(TASK STATEMENT): Search the listing below for the string "Intentions" and show each line that contains it.
------------------------
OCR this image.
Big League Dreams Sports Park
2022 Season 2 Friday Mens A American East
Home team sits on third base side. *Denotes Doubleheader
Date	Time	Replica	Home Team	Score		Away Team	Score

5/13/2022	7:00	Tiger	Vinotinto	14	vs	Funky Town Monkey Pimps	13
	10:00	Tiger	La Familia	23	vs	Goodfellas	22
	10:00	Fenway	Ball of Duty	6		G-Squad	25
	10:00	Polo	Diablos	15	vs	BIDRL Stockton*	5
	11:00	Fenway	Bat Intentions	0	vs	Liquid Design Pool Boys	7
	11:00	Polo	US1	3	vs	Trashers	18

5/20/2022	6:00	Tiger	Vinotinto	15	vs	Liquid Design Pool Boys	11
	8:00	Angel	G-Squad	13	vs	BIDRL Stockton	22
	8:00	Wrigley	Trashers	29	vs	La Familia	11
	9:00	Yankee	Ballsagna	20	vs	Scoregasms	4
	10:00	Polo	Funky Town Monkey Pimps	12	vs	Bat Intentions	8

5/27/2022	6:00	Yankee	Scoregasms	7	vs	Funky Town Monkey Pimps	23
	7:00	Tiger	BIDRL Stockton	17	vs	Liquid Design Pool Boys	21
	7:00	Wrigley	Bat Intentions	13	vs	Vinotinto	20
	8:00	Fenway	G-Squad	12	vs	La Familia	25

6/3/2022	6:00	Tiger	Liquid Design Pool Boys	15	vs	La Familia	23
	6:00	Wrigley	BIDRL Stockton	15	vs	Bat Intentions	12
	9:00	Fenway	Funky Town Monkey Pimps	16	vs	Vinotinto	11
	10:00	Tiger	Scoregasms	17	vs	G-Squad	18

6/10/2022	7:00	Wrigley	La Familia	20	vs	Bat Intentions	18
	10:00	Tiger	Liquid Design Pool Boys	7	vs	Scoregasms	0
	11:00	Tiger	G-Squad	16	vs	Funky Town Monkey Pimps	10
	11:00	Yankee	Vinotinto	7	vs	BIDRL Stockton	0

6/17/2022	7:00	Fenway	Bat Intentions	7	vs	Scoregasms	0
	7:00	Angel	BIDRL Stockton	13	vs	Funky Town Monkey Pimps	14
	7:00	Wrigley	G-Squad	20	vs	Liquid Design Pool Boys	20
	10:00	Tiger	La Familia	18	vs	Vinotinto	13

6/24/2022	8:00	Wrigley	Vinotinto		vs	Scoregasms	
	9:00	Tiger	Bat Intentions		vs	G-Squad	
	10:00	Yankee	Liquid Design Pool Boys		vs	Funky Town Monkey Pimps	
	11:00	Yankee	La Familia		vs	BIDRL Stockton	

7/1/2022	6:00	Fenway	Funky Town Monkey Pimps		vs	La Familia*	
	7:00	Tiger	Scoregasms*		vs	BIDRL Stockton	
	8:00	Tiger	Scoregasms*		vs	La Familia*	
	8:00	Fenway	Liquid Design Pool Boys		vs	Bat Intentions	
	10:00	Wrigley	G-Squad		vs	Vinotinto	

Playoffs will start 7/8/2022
------------------------
(TASK RESULT):
	11:00	Fenway	Bat Intentions	0	vs	Liquid Design Pool Boys	7
	10:00	Polo	Funky Town Monkey Pimps	12	vs	Bat Intentions	8
	7:00	Wrigley	Bat Intentions	13	vs	Vinotinto	20
	6:00	Wrigley	BIDRL Stockton	15	vs	Bat Intentions	12
6/10/2022	7:00	Wrigley	La Familia	20	vs	Bat Intentions	18
6/17/2022	7:00	Fenway	Bat Intentions	7	vs	Scoregasms	0
	9:00	Tiger	Bat Intentions		vs	G-Squad	
	8:00	Fenway	Liquid Design Pool Boys		vs	Bat Intentions	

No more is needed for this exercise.